Monday, October 10, 2016

Second "presidential" debate notes



I wanted to roll-in the latest Wikileaks with yesterday’s “presidential” debate, but there is so much damaging information about the “real” Hillary Clinton that it can wait another day. Suffice it to say that the Clinton News Network continues to expose its extreme-partisan support of Clinton by making the story an inconsequential footnote, still railing about the “family feud” in the Republican Party over the media-created “controversy” about Donald Trump’s views of women he finds "attractive."

Now, I did not watch the second presidential debate, but listened to it on the radio. Naturally this provides a different perspective on the proceedings, allowing you to focus on what is being said, rather than just watching body language. I won’t get into the 15-minutes devoted to the “controversy” that says more about Trump’s ego and the influence of fame and money than his “attitude” towards women—or the licentiousness and salaciousness of the media, or at least CNN.  But unlike the first debate when gender politics was inserted at the very end, allowing Clinton—who claims that she wants to make the campaign about “issues” rather “personalities,” and naturally is lying about that too—an opportunity to rail ponderously about Trump’s use of descriptive words toward people who have disparaged him in the past, this time the gender politics were moved to the front and the debate moved on to more pertinent topics.
 
The first thing one notices when listening—as opposed to watching—the proceedings, it was clear that Trump was attempting to be more “rational” in tone, although much of what he said still promoted the weaknesses of his base support and his own narrow view of the world, of which he alone apparently occupies. On the other hand, once more Clinton was off-putting with her patronizing, condescending tone—which only made her misstatements, misrepresentations and outright lies just that more offensive to hear. Neither candidate had much to say beyond their usual propaganda lines. Clinton claimed to offer “policies,” but just as sarcasm isn’t an argument, ideology isn’t policy, it is just a “framework”—and as the recent email leaks prove, what Clinton says in public rarely coincides with what she says in private—and that includes her “ideology.” 

Clinton once more touted her “experience” and has an “insider’s” knowledge of the White House. Well, she was First Lady, or co-president, or whatever she wishes to think of herself as.  Her husband was always better at the “common touch” with “common” people, while Hillary was behind the scenes—doing what? While Bill was engaged in his sexual exploits, Hillary was orchestrating Travelgate, Filegate and Chinagate. Why do you think she was the front person speaking to the media—or lying to the media—about her and the president’s involvement in them?

Labeled region entries:

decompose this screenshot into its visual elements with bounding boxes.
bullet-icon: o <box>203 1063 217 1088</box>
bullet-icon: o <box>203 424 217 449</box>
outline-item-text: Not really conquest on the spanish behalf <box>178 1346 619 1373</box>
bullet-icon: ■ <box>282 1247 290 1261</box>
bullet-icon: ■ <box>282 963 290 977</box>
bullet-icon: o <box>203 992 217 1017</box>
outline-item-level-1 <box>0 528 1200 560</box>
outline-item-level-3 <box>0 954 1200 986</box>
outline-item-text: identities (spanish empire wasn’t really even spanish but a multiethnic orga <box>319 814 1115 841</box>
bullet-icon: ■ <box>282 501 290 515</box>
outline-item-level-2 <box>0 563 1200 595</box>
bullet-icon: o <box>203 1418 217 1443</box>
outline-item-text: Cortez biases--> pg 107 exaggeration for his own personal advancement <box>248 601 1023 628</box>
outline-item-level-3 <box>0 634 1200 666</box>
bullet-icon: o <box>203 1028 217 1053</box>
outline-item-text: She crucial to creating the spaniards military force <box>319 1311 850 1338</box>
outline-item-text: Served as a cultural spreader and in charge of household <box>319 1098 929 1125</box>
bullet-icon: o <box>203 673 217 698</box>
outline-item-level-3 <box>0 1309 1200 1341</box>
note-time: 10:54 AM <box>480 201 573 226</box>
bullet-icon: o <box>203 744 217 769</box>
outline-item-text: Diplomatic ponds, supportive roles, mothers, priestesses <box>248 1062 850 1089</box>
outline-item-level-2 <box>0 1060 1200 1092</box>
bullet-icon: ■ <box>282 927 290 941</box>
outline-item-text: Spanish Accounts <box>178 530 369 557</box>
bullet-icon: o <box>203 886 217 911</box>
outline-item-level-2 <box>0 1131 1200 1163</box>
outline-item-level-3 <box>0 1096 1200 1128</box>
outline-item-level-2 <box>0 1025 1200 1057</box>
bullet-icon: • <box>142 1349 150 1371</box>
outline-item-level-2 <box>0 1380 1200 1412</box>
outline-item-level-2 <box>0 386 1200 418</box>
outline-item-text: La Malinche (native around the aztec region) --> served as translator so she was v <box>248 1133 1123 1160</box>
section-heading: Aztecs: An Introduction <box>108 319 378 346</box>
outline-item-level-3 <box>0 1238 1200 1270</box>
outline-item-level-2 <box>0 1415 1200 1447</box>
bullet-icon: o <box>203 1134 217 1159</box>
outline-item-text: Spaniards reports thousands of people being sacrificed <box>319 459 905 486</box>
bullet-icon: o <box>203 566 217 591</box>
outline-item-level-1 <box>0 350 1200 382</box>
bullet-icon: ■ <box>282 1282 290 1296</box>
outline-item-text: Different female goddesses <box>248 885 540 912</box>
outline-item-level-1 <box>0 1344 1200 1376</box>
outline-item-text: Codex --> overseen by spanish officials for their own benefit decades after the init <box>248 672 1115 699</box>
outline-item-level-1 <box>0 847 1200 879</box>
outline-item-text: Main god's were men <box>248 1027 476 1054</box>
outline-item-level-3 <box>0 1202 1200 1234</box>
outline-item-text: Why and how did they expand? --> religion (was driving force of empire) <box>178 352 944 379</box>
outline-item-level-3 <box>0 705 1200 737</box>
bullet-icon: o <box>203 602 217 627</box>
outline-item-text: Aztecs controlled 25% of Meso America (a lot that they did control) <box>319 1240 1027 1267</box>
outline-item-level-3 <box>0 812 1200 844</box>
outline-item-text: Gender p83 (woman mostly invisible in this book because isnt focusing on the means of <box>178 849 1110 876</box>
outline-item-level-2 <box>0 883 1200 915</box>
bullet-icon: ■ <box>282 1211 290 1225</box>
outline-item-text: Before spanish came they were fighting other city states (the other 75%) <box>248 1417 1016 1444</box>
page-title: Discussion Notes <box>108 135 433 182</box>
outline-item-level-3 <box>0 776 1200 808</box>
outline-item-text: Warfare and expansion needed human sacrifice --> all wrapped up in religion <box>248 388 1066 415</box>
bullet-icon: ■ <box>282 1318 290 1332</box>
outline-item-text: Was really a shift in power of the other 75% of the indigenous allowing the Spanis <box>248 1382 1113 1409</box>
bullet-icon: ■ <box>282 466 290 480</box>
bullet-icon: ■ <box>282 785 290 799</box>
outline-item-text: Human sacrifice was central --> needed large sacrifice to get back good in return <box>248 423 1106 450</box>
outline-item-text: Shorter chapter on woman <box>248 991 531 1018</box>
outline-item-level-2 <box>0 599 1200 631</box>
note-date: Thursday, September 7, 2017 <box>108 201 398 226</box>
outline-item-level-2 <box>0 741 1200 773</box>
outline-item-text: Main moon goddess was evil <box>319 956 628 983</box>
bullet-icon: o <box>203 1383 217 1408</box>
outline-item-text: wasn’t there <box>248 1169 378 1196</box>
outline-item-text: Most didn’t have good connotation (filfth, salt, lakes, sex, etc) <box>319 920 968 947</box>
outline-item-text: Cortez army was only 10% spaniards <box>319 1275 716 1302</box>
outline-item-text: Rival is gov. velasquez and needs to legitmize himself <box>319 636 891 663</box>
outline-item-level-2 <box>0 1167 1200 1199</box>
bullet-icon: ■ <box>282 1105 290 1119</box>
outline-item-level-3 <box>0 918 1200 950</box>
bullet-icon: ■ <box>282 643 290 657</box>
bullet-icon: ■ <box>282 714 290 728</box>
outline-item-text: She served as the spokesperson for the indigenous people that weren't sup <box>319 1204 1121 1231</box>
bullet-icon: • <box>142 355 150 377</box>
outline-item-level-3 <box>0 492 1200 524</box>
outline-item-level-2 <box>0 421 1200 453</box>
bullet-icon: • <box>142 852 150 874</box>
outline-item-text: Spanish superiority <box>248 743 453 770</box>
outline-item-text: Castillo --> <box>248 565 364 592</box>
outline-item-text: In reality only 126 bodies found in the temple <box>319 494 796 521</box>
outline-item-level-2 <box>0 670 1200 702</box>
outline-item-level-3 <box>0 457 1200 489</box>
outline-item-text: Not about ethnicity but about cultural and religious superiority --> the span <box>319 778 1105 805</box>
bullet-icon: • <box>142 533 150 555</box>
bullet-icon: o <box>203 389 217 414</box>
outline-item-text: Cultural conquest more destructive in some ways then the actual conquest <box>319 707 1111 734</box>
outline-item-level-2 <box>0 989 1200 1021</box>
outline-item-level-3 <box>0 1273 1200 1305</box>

◆ **What to work on**
1. In the debate notes, how did the writer follow the second presidential debate?
2. Repeat the lines of the listing from its very first line through the line that contains "outline-item-level-3 <box>0 634", inclusive.

◆ **Solution list**
1. By listening to it on the radio.

2.
decompose this screenshot into its visual elements with bounding boxes.
bullet-icon: o <box>203 1063 217 1088</box>
bullet-icon: o <box>203 424 217 449</box>
outline-item-text: Not really conquest on the spanish behalf <box>178 1346 619 1373</box>
bullet-icon: ■ <box>282 1247 290 1261</box>
bullet-icon: ■ <box>282 963 290 977</box>
bullet-icon: o <box>203 992 217 1017</box>
outline-item-level-1 <box>0 528 1200 560</box>
outline-item-level-3 <box>0 954 1200 986</box>
outline-item-text: identities (spanish empire wasn’t really even spanish but a multiethnic orga <box>319 814 1115 841</box>
bullet-icon: ■ <box>282 501 290 515</box>
outline-item-level-2 <box>0 563 1200 595</box>
bullet-icon: o <box>203 1418 217 1443</box>
outline-item-text: Cortez biases--> pg 107 exaggeration for his own personal advancement <box>248 601 1023 628</box>
outline-item-level-3 <box>0 634 1200 666</box>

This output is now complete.